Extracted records
%%
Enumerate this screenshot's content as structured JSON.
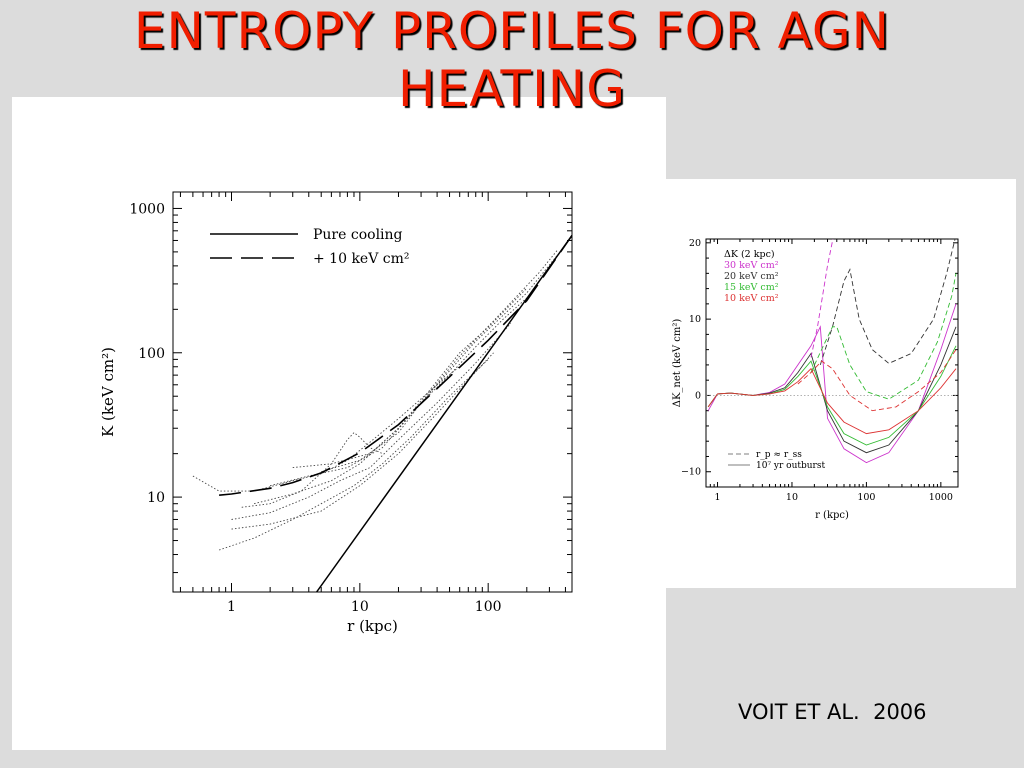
{
  "slide": {
    "title_line1": "ENTROPY PROFILES FOR AGN",
    "title_line2": "HEATING",
    "credit": "VOIT ET AL.  2006"
  },
  "chart_data": [
    {
      "type": "line",
      "xlabel": "r (kpc)",
      "ylabel": "K  (keV cm²)",
      "xscale": "log",
      "yscale": "log",
      "xlim": [
        0.35,
        450
      ],
      "ylim": [
        2.2,
        1300
      ],
      "xticks": [
        {
          "v": 1,
          "label": "1"
        },
        {
          "v": 10,
          "label": "10"
        },
        {
          "v": 100,
          "label": "100"
        }
      ],
      "yticks": [
        {
          "v": 10,
          "label": "10"
        },
        {
          "v": 100,
          "label": "100"
        },
        {
          "v": 1000,
          "label": "1000"
        }
      ],
      "legend": {
        "position": "top-left",
        "entries": [
          {
            "label": "Pure cooling",
            "style": "solid"
          },
          {
            "label": "+ 10 keV cm²",
            "style": "long-dash"
          }
        ]
      },
      "series": [
        {
          "style": "solid",
          "x": [
            4.6,
            450
          ],
          "y": [
            2.2,
            650
          ]
        },
        {
          "style": "long-dash",
          "x": [
            0.8,
            1,
            2,
            3,
            5,
            10,
            20,
            50,
            100,
            200,
            450
          ],
          "y": [
            10.3,
            10.5,
            11.5,
            12.6,
            14.7,
            20.3,
            31.8,
            68,
            122,
            230,
            650
          ]
        },
        {
          "style": "dotted",
          "x": [
            0.5,
            0.8,
            1.5,
            3,
            5,
            8,
            12,
            20,
            40,
            70
          ],
          "y": [
            14,
            11,
            11,
            13,
            14.5,
            18,
            24,
            35,
            60,
            90
          ]
        },
        {
          "style": "dotted",
          "x": [
            0.8,
            1.5,
            3,
            5,
            9,
            15,
            25,
            50,
            100
          ],
          "y": [
            4.3,
            5.2,
            7,
            9,
            12,
            17,
            26,
            50,
            90
          ]
        },
        {
          "style": "dotted",
          "x": [
            1,
            2,
            4,
            7,
            12,
            20,
            40,
            80,
            150
          ],
          "y": [
            7,
            7.8,
            10,
            13,
            16,
            25,
            45,
            85,
            160
          ]
        },
        {
          "style": "dotted",
          "x": [
            1.2,
            2,
            3.5,
            6,
            8,
            9,
            10,
            12,
            15
          ],
          "y": [
            8.5,
            9,
            11,
            17,
            25,
            28,
            26,
            22,
            20
          ]
        },
        {
          "style": "dotted",
          "x": [
            1.5,
            3,
            6,
            10,
            20,
            40,
            80,
            200,
            350
          ],
          "y": [
            9,
            10.5,
            13,
            17,
            30,
            60,
            120,
            260,
            480
          ]
        },
        {
          "style": "dotted",
          "x": [
            2,
            4,
            8,
            15,
            30,
            60,
            120,
            250,
            350
          ],
          "y": [
            12,
            14,
            16,
            22,
            45,
            95,
            180,
            360,
            520
          ]
        },
        {
          "style": "dotted",
          "x": [
            3,
            6,
            12,
            20,
            35,
            60,
            100,
            200
          ],
          "y": [
            16,
            17,
            20,
            30,
            55,
            100,
            150,
            280
          ]
        },
        {
          "style": "dotted",
          "x": [
            5,
            10,
            20,
            30,
            50,
            80,
            130,
            200
          ],
          "y": [
            15,
            18,
            28,
            45,
            70,
            110,
            170,
            240
          ]
        },
        {
          "style": "dotted",
          "x": [
            1,
            2,
            5,
            10,
            20,
            40,
            70,
            110
          ],
          "y": [
            6,
            6.5,
            8,
            12,
            20,
            38,
            65,
            100
          ]
        }
      ]
    },
    {
      "type": "line",
      "xlabel": "r (kpc)",
      "ylabel": "ΔK_net (keV cm²)",
      "xscale": "log",
      "yscale": "linear",
      "xlim": [
        0.7,
        1700
      ],
      "ylim": [
        -12,
        20.5
      ],
      "xticks": [
        {
          "v": 1,
          "label": "1"
        },
        {
          "v": 10,
          "label": "10"
        },
        {
          "v": 100,
          "label": "100"
        },
        {
          "v": 1000,
          "label": "1000"
        }
      ],
      "yticks": [
        {
          "v": -10,
          "label": "−10"
        },
        {
          "v": 0,
          "label": "0"
        },
        {
          "v": 10,
          "label": "10"
        },
        {
          "v": 20,
          "label": "20"
        }
      ],
      "legend": {
        "position": "top-left",
        "heading": "ΔK (2 kpc)",
        "entries": [
          {
            "label": "30 keV cm²",
            "color": "#cc33cc"
          },
          {
            "label": "20 keV cm²",
            "color": "#333333"
          },
          {
            "label": "15 keV cm²",
            "color": "#33bb33"
          },
          {
            "label": "10 keV cm²",
            "color": "#dd3333"
          }
        ]
      },
      "style_legend": {
        "position": "bottom-left",
        "entries": [
          {
            "label": "r_p ≈ r_ss",
            "style": "dashed"
          },
          {
            "label": "10⁷ yr outburst",
            "style": "solid"
          }
        ]
      },
      "series": [
        {
          "color": "#999999",
          "style": "dotted",
          "x": [
            0.7,
            1700
          ],
          "y": [
            0,
            0
          ]
        },
        {
          "color": "#cc33cc",
          "style": "solid",
          "x": [
            0.75,
            1,
            1.5,
            3,
            5,
            8,
            12,
            18,
            24,
            30,
            50,
            100,
            200,
            500,
            1000,
            1600
          ],
          "y": [
            -2,
            0.2,
            0.3,
            0,
            0.4,
            1.5,
            4,
            6.5,
            9,
            -3,
            -7,
            -8.8,
            -7.5,
            -2,
            6,
            12
          ]
        },
        {
          "color": "#333333",
          "style": "solid",
          "x": [
            0.75,
            1,
            1.5,
            3,
            5,
            8,
            12,
            18,
            30,
            50,
            100,
            200,
            500,
            1000,
            1600
          ],
          "y": [
            -1.5,
            0.2,
            0.3,
            0,
            0.3,
            1,
            3,
            5.5,
            -2,
            -6,
            -7.5,
            -6.5,
            -2,
            4,
            9
          ]
        },
        {
          "color": "#33bb33",
          "style": "solid",
          "x": [
            0.75,
            1,
            1.5,
            3,
            5,
            8,
            12,
            18,
            30,
            50,
            100,
            200,
            500,
            1000,
            1600
          ],
          "y": [
            -1.5,
            0.2,
            0.3,
            0,
            0.2,
            0.8,
            2.5,
            4.5,
            -1.5,
            -5,
            -6.5,
            -5.5,
            -2,
            2.5,
            6.5
          ]
        },
        {
          "color": "#dd3333",
          "style": "solid",
          "x": [
            0.75,
            1,
            1.5,
            3,
            5,
            8,
            12,
            18,
            30,
            50,
            100,
            200,
            500,
            1000,
            1600
          ],
          "y": [
            -1.5,
            0.2,
            0.3,
            0,
            0.2,
            0.6,
            1.8,
            3.5,
            -1,
            -3.5,
            -5,
            -4.5,
            -2,
            1,
            3.5
          ]
        },
        {
          "color": "#cc33cc",
          "style": "dashed",
          "x": [
            18,
            22,
            30,
            40,
            55,
            80,
            130,
            250
          ],
          "y": [
            5,
            9,
            17,
            23,
            24,
            24,
            24,
            24
          ]
        },
        {
          "color": "#333333",
          "style": "dashed",
          "x": [
            24,
            35,
            50,
            60,
            80,
            120,
            200,
            400,
            800,
            1200,
            1600
          ],
          "y": [
            4,
            9,
            15,
            16.5,
            10,
            6,
            4.2,
            5.5,
            10,
            16,
            21
          ]
        },
        {
          "color": "#33bb33",
          "style": "dashed",
          "x": [
            18,
            25,
            35,
            40,
            60,
            100,
            200,
            500,
            900,
            1400,
            1600
          ],
          "y": [
            3,
            6,
            9,
            9,
            4,
            0.5,
            -0.5,
            2,
            7,
            13,
            16
          ]
        },
        {
          "color": "#dd3333",
          "style": "dashed",
          "x": [
            12,
            18,
            25,
            35,
            60,
            120,
            250,
            500,
            1000,
            1600
          ],
          "y": [
            1.5,
            3,
            4.5,
            3.5,
            0,
            -2,
            -1.5,
            0.5,
            3,
            6
          ]
        }
      ]
    }
  ]
}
%%
EXERCISE — Where a line above contains the word "ylabel", copy that line.

RESULT —
      "ylabel": "K  (keV cm²)",
      "ylabel": "ΔK_net (keV cm²)",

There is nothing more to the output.